[BEGIN Supplied material]
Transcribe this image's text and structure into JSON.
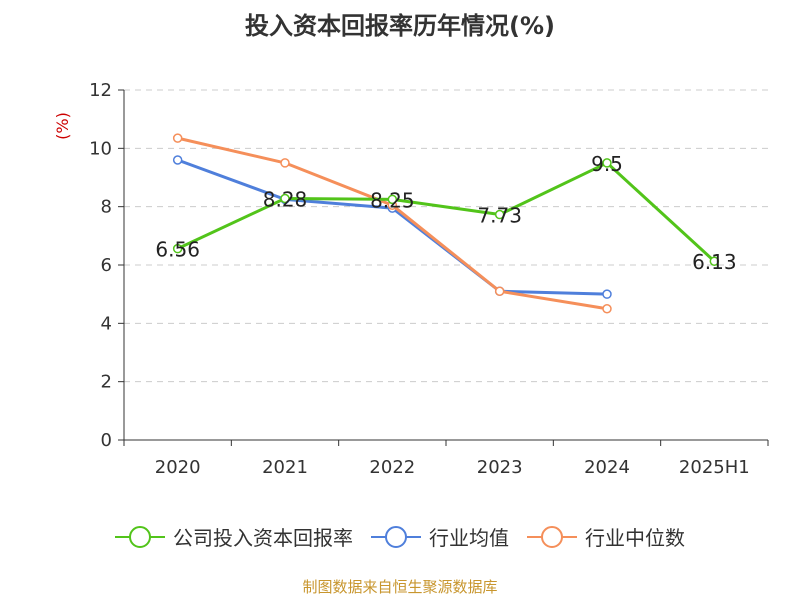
{
  "title": "投入资本回报率历年情况(%)",
  "source_note": "制图数据来自恒生聚源数据库",
  "colors": {
    "grid": "#cccccc",
    "axis": "#333333",
    "ylabel": "#cc0000",
    "source": "#c8962e"
  },
  "chart_data": {
    "type": "line",
    "title": "投入资本回报率历年情况(%)",
    "ylabel": "(%)",
    "xlabel": "",
    "categories": [
      "2020",
      "2021",
      "2022",
      "2023",
      "2024",
      "2025H1"
    ],
    "ylim": [
      0,
      12
    ],
    "yticks": [
      0,
      2,
      4,
      6,
      8,
      10,
      12
    ],
    "grid": true,
    "legend_position": "bottom",
    "series": [
      {
        "name": "公司投入资本回报率",
        "color": "#52c41a",
        "values": [
          6.56,
          8.28,
          8.25,
          7.73,
          9.5,
          6.13
        ],
        "labels": [
          "6.56",
          "8.28",
          "8.25",
          "7.73",
          "9.5",
          "6.13"
        ]
      },
      {
        "name": "行业均值",
        "color": "#4f7fdb",
        "values": [
          9.6,
          8.25,
          7.95,
          5.1,
          5.0,
          null
        ],
        "labels": null
      },
      {
        "name": "行业中位数",
        "color": "#f58f5a",
        "values": [
          10.35,
          9.5,
          8.05,
          5.1,
          4.5,
          null
        ],
        "labels": null
      }
    ]
  }
}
[END Supplied material]
_Written problem_
Which lines include the word "name"? Copy every one of them.

_Written reply_
        "name": "公司投入资本回报率",
        "name": "行业均值",
        "name": "行业中位数",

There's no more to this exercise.